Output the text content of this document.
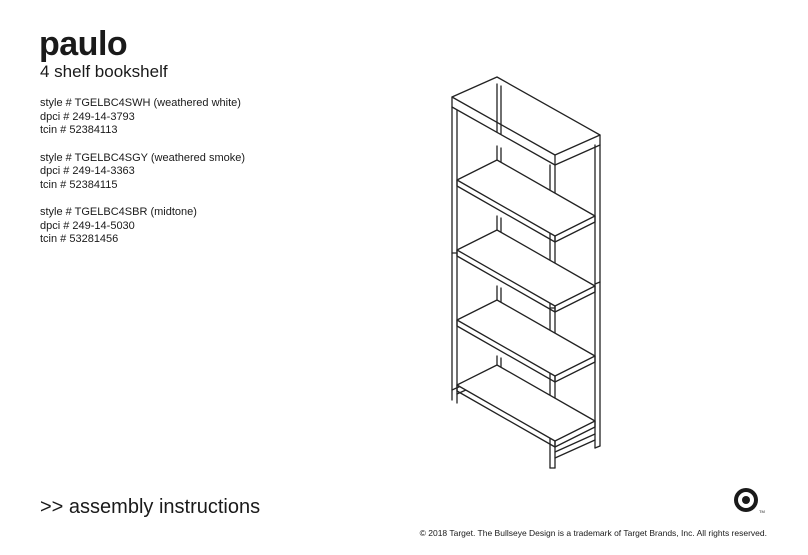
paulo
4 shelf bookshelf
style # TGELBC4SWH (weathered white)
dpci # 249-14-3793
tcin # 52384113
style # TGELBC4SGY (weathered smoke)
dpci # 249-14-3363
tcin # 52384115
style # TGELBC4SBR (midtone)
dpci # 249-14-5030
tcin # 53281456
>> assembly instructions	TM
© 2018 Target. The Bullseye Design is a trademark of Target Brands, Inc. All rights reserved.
:::
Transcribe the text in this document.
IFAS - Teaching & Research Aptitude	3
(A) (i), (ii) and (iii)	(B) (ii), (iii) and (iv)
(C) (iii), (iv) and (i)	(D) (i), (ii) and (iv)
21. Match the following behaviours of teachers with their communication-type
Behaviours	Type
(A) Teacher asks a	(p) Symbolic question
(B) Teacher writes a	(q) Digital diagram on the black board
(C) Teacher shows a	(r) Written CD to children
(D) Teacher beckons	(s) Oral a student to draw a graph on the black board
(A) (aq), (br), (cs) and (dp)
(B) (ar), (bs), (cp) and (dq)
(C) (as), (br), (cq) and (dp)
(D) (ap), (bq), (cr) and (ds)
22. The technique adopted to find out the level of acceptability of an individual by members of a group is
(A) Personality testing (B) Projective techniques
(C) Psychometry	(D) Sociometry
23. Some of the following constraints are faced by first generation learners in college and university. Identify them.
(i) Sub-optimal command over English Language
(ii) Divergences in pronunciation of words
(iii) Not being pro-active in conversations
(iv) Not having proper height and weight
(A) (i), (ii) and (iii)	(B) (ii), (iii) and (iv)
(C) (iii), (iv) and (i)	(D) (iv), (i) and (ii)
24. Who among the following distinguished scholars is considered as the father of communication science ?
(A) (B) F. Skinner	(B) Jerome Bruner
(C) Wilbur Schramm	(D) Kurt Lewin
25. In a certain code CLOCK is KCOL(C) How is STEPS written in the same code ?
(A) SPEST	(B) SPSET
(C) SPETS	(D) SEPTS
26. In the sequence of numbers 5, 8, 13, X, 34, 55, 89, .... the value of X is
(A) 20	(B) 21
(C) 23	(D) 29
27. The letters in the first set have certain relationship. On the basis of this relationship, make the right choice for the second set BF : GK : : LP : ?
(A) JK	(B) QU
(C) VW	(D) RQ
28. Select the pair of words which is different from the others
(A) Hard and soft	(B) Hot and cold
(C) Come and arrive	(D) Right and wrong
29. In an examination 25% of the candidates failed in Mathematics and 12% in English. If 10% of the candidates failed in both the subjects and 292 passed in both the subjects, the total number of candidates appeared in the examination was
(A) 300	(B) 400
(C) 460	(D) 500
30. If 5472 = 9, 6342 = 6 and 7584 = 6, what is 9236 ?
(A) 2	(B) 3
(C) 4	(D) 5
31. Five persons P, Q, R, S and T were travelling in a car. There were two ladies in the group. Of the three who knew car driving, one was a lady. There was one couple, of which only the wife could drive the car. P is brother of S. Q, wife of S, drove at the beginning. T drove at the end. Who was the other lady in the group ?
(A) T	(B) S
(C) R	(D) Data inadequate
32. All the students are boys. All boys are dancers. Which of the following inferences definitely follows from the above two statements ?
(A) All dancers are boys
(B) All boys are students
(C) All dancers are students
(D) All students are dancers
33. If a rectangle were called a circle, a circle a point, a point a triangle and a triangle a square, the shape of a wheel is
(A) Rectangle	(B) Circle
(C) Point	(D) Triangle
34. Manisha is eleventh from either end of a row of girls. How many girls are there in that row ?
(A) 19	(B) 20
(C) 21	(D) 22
:::
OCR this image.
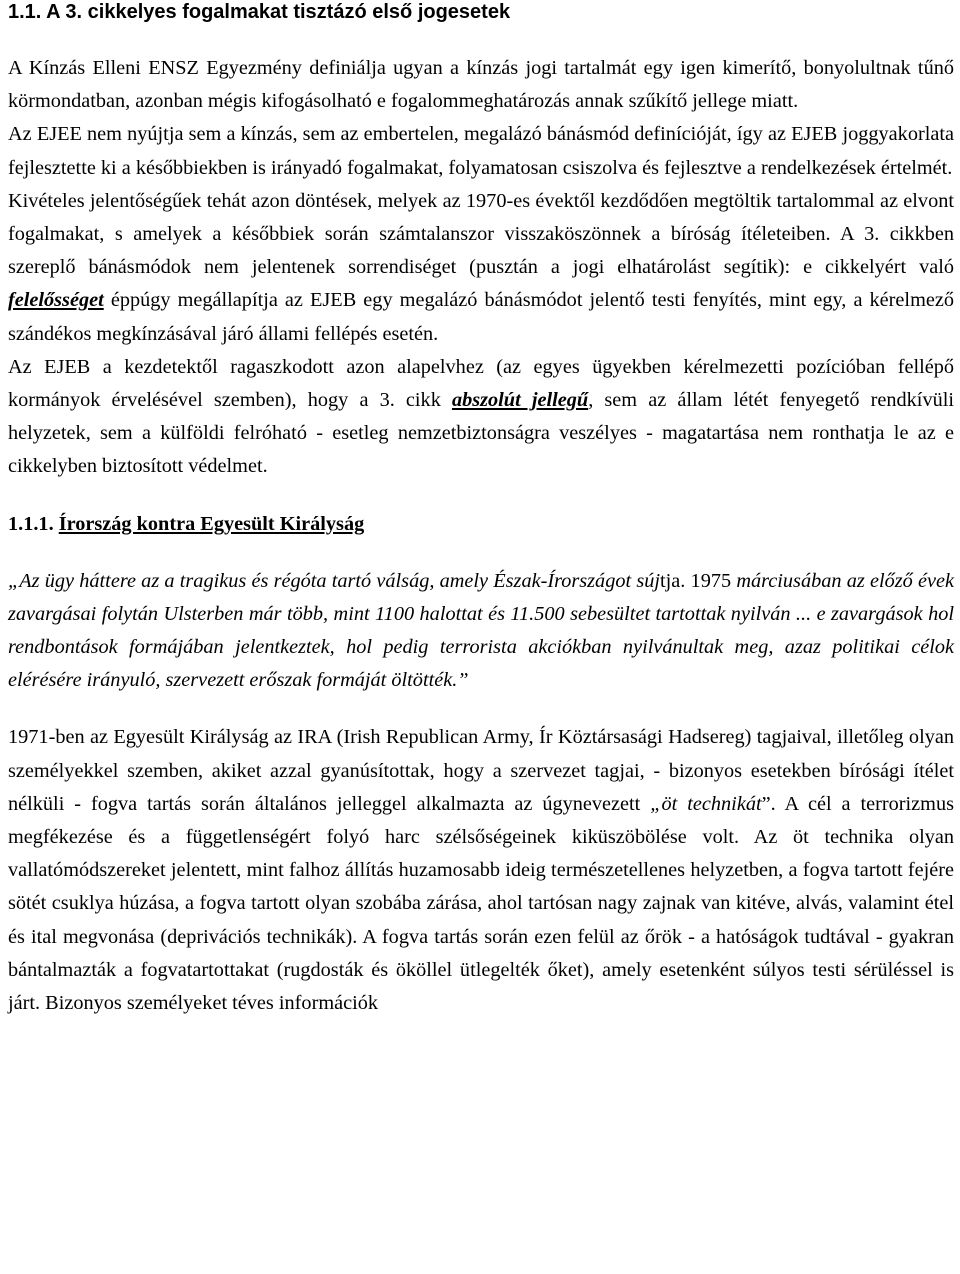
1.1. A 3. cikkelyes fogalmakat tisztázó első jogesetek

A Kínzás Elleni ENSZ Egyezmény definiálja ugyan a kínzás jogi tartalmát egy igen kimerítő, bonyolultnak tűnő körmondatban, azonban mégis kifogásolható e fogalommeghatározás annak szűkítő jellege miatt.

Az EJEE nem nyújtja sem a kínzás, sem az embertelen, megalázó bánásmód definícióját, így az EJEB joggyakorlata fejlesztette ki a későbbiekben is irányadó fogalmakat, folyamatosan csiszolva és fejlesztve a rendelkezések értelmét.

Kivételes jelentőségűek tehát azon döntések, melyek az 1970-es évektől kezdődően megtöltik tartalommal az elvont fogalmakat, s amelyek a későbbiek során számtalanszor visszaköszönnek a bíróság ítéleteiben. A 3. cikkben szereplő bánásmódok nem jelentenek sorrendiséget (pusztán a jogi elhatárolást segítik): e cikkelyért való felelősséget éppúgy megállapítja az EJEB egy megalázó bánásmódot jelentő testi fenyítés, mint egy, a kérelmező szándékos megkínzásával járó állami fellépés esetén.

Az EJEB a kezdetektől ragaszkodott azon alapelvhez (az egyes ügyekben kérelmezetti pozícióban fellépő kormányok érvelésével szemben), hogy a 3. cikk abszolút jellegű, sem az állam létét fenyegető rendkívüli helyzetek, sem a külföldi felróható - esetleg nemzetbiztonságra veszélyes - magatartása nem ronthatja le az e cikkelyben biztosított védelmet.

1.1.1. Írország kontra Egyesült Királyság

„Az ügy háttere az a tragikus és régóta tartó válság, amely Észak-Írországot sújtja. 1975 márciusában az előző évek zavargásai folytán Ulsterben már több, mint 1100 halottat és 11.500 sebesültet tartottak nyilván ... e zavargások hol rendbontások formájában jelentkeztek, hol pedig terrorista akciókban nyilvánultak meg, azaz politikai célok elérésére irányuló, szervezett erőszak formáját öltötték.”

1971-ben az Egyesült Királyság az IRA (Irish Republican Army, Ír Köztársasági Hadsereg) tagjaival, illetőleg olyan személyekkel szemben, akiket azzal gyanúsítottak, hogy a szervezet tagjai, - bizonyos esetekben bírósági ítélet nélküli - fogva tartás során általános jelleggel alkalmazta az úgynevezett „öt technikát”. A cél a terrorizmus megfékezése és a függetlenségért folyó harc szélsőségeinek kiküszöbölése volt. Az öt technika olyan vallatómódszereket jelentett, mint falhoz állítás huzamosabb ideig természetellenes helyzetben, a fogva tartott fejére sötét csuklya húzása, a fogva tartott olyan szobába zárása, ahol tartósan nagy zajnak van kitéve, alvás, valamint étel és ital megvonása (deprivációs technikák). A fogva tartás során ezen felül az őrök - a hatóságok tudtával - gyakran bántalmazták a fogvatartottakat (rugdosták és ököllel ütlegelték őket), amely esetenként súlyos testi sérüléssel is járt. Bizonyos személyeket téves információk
:::
Wherever the word "tcin" occurs in a line of the listing, copy that line.

▸ **SOLUTION TO THE EXERCISE**
tcin # 52384113
tcin # 52384115
tcin # 53281456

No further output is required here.